The 29 countries and the EU, who are all members of the OECD, could not reach a consensus on the rules for vaccine donations because of a lone objection by Hungary.
As a result, the OECD turned the proposals into non-binding guidance, meaning countries can forego reporting vaccine donations as aid or report them at a different price to $6.72 per dose if they can provide details.
UK aid spending must, by law, reach 0.5% of the country’s gross national income. The foreign, commonwealth and development Office told the Bureau that aid reporting for vaccine donations would be in addition to the 2021 aid budget, but that the budget would remain within the 0.5% target. The government has said this is because of the growth of national income forecasts.
“We already know that the UK will reduce other [foreign aid allocations] to accommodate these donations, given its rigidly interpreted target,” says Euan Ritchie, policy analyst at the nonprofit thinktank the Center for Global Development. “So the question is not whether some [money] will be displaced, but how much.”
The treasury has not yet decided whether the UK will count its surplus vaccines at $6.72 per dose. But any reduction in spending would “make some people in the treasury happy”, an insider said.
They added that officials were aware of how it would look for the government to be making money off its abundant supply.
According to one former member of the UK’s vaccine taskforce, there was a realisation early last year that the country would have a surplus of vaccines and that they could be distributed among poorer countries in need, but the idea was met with “concrete” refusal from senior officials, who feared jeopardising Britain’s roll-out.
Now, the Bureau understands that further criticism of the UK’s limited efforts in tackling vaccine inequity is “being factored in” to the treasury’s decision-making regarding the OECD guidance.
The UK is also aware that if it decides to claim $6.72 per AstraZeneca dose, rather than the price it actually paid, it sets a “precedent” on the prices reported for future donations of vaccines, which may cost more than that. (The UK is reported to have bought its Pfizer vaccine supply for an initial $20 per dose.)
When contacted by the Bureau for comment, the treasury directed the Bureau to the foreign, commonwealth and development office.

■ **PARTS OF THE EXERCISE**
**A)** Write out the vaccine donations text word for word from "UK aid spending" to "an insider said.".
**B)** Carry the text on UK vaccine donations and aid reporting forward from its last sentence.

■ **RECORDS SUPPLIED**

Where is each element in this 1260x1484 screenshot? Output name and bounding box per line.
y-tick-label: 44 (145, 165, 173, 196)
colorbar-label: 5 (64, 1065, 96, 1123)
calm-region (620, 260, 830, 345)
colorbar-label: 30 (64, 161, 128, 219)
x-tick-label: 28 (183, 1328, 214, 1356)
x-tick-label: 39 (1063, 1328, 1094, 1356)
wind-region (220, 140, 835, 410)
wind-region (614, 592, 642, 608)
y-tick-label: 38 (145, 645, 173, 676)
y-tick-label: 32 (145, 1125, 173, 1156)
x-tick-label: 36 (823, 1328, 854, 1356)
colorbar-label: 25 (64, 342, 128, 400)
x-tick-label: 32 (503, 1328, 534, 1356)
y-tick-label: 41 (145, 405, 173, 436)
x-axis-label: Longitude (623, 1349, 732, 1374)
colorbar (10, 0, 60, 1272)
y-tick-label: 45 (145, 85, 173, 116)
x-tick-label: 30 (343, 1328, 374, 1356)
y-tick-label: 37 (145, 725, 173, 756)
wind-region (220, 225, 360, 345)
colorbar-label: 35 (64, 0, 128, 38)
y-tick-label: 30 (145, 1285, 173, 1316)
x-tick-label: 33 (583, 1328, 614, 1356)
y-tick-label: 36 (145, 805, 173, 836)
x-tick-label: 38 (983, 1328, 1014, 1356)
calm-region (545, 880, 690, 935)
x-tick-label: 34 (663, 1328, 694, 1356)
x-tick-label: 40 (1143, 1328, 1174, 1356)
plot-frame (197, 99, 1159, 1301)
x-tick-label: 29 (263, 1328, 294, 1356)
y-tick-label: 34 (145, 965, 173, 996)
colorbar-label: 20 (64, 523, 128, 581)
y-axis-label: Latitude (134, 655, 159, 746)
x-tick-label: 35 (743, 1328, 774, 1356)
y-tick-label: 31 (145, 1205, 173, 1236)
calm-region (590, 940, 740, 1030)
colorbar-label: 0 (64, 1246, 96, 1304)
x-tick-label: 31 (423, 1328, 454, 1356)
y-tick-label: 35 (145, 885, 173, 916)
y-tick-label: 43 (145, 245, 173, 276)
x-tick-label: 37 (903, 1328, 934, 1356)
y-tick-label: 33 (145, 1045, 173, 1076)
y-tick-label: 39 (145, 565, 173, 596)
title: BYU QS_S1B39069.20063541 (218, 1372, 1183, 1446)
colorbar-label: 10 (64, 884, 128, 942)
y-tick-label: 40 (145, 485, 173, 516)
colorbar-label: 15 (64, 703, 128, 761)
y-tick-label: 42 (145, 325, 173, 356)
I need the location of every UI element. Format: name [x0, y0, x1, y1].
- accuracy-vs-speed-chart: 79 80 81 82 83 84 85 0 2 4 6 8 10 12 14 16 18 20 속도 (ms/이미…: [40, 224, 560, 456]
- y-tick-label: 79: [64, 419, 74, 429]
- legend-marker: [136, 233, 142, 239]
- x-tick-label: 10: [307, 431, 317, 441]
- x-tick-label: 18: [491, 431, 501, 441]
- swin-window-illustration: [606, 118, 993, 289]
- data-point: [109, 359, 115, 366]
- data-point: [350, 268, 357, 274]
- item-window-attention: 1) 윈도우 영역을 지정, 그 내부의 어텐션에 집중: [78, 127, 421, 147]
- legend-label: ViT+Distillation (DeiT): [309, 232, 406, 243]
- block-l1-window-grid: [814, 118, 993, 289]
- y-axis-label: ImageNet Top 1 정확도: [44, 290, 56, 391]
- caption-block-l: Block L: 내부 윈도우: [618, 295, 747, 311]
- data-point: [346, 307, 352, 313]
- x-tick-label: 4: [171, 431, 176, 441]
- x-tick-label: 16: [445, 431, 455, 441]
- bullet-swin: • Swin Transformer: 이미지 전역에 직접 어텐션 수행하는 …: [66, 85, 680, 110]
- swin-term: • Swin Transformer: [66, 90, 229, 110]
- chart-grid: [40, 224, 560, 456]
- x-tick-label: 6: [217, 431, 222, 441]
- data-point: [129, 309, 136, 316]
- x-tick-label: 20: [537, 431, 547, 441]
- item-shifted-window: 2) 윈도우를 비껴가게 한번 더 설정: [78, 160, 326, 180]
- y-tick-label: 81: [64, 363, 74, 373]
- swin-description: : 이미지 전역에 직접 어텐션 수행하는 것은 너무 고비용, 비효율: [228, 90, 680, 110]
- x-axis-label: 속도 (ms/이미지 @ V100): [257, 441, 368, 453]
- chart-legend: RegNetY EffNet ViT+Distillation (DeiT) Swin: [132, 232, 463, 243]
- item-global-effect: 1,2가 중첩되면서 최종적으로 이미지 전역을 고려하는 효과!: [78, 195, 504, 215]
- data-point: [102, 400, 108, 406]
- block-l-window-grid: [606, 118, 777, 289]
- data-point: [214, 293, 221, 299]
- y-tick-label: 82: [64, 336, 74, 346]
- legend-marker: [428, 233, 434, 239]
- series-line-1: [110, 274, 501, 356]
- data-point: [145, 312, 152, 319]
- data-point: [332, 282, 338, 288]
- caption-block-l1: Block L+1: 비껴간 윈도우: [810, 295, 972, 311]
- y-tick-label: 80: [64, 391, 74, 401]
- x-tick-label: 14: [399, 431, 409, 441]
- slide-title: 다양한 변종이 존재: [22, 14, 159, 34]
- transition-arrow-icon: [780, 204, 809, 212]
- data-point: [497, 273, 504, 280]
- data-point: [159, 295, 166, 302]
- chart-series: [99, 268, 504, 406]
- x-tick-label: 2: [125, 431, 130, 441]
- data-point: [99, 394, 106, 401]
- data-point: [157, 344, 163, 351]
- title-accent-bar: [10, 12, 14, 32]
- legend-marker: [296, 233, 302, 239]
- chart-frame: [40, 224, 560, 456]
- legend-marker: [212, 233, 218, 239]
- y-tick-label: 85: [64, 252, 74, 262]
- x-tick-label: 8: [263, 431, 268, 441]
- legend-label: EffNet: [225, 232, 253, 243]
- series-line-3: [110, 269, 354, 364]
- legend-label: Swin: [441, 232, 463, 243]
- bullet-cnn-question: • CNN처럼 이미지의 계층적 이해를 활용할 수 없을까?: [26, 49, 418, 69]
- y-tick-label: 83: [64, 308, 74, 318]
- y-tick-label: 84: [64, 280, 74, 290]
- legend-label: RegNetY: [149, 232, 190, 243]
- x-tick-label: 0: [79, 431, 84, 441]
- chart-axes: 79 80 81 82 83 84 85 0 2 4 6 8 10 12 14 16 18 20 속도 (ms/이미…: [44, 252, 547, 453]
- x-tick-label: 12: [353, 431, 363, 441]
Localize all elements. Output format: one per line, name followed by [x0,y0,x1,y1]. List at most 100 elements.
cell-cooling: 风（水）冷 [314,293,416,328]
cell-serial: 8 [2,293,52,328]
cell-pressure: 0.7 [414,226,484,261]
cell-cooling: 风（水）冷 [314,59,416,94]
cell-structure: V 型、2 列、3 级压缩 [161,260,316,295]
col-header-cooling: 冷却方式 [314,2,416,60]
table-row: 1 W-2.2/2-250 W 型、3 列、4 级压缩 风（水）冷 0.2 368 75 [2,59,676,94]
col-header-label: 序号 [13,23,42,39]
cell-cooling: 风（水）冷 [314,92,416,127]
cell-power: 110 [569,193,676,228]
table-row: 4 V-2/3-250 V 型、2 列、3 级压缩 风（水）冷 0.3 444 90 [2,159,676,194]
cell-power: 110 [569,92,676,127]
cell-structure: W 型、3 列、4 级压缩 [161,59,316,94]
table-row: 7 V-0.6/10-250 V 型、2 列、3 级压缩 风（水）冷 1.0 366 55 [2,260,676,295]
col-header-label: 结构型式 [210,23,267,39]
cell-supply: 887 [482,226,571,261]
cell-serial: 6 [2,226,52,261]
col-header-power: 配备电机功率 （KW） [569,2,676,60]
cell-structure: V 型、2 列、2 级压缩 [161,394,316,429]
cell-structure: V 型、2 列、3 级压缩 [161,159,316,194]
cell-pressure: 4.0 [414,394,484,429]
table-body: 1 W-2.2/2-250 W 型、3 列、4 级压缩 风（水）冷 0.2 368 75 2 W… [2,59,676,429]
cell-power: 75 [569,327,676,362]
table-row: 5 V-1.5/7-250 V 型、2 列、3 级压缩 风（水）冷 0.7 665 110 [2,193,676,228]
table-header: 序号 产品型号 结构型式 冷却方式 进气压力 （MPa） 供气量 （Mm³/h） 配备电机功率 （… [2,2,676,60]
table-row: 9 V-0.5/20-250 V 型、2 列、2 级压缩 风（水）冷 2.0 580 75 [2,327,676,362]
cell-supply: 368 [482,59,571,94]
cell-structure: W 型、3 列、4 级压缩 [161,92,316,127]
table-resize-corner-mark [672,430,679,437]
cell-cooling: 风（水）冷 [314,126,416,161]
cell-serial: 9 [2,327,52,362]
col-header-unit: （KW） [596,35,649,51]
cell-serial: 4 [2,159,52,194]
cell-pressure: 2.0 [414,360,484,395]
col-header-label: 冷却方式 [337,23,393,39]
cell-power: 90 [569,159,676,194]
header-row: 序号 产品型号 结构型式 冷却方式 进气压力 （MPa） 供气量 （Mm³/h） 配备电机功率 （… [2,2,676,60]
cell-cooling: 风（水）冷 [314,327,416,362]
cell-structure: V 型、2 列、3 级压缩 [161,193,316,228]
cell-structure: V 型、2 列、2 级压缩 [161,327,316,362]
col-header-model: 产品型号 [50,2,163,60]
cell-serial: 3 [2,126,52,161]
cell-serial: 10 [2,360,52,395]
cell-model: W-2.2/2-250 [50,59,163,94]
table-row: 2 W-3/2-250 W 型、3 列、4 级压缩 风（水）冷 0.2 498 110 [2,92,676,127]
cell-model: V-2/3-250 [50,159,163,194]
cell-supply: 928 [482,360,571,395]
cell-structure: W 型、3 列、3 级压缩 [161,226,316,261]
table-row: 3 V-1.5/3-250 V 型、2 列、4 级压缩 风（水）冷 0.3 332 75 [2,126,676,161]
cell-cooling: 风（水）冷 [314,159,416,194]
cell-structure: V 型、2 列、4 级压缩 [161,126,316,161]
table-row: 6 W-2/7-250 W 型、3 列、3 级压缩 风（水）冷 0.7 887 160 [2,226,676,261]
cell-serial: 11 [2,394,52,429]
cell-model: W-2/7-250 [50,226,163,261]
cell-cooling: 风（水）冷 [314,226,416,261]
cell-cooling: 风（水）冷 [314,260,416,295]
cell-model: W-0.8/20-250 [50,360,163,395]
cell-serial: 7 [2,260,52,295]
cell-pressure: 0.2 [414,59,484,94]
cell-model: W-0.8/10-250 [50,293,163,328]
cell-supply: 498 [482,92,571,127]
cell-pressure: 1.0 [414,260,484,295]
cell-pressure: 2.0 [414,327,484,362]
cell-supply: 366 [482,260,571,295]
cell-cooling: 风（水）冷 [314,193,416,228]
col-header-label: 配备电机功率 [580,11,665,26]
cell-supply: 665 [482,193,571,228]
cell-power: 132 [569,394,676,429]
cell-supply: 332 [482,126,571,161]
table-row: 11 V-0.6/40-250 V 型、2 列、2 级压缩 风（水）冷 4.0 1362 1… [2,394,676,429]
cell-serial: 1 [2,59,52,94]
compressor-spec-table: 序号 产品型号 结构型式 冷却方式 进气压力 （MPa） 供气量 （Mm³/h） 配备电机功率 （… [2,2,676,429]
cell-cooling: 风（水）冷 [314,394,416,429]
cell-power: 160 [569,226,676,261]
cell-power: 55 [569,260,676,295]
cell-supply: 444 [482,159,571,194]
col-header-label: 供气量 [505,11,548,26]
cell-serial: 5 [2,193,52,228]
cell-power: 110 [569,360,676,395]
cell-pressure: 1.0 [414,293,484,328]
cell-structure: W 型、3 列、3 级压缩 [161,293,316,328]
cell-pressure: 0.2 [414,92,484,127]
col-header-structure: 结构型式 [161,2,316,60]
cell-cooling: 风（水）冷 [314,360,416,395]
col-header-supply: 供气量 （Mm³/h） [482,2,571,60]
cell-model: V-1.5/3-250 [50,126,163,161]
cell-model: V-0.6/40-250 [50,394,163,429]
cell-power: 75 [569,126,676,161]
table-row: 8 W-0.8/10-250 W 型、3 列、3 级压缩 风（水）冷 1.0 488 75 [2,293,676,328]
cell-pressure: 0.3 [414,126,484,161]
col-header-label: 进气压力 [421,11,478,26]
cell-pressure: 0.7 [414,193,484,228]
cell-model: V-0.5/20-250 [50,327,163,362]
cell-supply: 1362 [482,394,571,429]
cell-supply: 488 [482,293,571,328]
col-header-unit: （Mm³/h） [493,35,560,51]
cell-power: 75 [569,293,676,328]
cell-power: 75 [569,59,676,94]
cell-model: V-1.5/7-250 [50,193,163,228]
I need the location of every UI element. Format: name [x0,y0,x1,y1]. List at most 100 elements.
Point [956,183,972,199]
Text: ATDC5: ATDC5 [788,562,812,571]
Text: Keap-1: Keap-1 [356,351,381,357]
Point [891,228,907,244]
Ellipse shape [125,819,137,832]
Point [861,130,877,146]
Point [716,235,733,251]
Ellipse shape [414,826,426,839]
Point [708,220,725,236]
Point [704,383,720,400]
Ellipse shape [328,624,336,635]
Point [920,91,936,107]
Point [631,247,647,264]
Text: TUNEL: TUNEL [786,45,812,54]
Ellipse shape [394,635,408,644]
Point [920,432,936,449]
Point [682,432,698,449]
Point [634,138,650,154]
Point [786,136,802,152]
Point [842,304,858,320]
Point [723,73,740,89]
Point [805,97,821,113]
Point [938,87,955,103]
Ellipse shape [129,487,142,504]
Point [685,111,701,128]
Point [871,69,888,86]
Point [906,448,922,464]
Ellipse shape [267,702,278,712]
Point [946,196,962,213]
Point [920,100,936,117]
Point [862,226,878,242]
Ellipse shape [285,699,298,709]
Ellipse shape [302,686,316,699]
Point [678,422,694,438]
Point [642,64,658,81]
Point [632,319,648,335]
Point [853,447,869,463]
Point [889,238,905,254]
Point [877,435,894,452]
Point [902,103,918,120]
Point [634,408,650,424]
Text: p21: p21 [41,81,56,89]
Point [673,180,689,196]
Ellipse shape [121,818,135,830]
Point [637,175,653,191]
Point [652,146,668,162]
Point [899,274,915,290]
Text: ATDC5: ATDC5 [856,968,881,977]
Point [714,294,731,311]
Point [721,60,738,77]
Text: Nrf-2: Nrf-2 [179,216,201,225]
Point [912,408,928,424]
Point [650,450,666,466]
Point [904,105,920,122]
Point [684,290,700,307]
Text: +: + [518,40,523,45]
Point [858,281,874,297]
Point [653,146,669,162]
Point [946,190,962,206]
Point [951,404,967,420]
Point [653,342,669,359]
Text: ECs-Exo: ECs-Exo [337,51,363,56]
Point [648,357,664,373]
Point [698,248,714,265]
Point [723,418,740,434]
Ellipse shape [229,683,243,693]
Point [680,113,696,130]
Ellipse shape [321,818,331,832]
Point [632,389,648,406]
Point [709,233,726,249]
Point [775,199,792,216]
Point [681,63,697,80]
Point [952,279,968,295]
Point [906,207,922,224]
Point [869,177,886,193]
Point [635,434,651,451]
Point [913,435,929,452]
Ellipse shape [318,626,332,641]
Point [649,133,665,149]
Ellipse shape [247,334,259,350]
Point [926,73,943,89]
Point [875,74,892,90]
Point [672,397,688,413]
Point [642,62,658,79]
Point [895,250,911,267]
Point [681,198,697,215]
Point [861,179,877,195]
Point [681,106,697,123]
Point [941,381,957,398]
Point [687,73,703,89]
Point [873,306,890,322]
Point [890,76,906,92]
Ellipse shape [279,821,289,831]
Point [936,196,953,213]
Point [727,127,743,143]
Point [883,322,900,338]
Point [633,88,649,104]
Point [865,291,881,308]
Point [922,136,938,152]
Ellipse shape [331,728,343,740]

■ **ANSWERS BY ITEM NUMBER**
**A)**
UK aid spending must, by law, reach 0.5% of the country’s gross national income. The foreign, commonwealth and development Office told the Bureau that aid reporting for vaccine donations would be in addition to the 2021 aid budget, but that the budget would remain within the 0.5% target. The government has said this is because of the growth of national income forecasts.
“We already know that the UK will reduce other [foreign aid allocations] to accommodate these donations, given its rigidly interpreted target,” says Euan Ritchie, policy analyst at the nonprofit thinktank the Center for Global Development. “So the question is not whether some [money] will be displaced, but how much.”
The treasury has not yet decided whether the UK will count its surplus vaccines at $6.72 per dose. But any reduction in spending would “make some people in the treasury happy”, an insider said.

**B)**
In a joint statement coordinated in February by the European Network on Debt and Development (Eurodad), 35 civil society organisations that jointly monitor foreign aid policy-making called on donor countries to “completely abandon” plans to count these types of donations as foreign aid. (Eurodad receives funding from the Bill & Melinda Gates Foundation, which is a major funder of the Bureau’s global health team.)
“These intentions were unconscionable — these vaccine doses were never purchased in the interest of development partners and should not be counted as such,” they wrote. “Indeed, excess purchases of doses in a context of limited global supply were directly responsible for denying access to these life-saving tools in developing countries.”
Allana Kembabazi, programmes manager at the Initiative for Social and Economic Rights, a nonprofit organisation based in Uganda, said the guidance was “almost like rewarding bad behaviour”.
Uganda was unable to buy extra shots in the summer of 2021, when only one in 40 Ugandans were vaccinated, because rich countries had bought up supplies.
Kembabazi recalled the “traumatising” deaths of young Ugandans in hospital as the Delta variant surged. “It felt like we didn’t count,” she said. “It just feels like you give us leftovers — and then you want to really get a lot of credit for giving us leftovers.”
Nerea Craviotto from Eurodad told the Bureau that the guidance sends out the message that rich countries can over-order vital supplies knowing that any excess “can always be donated and reported as aid”.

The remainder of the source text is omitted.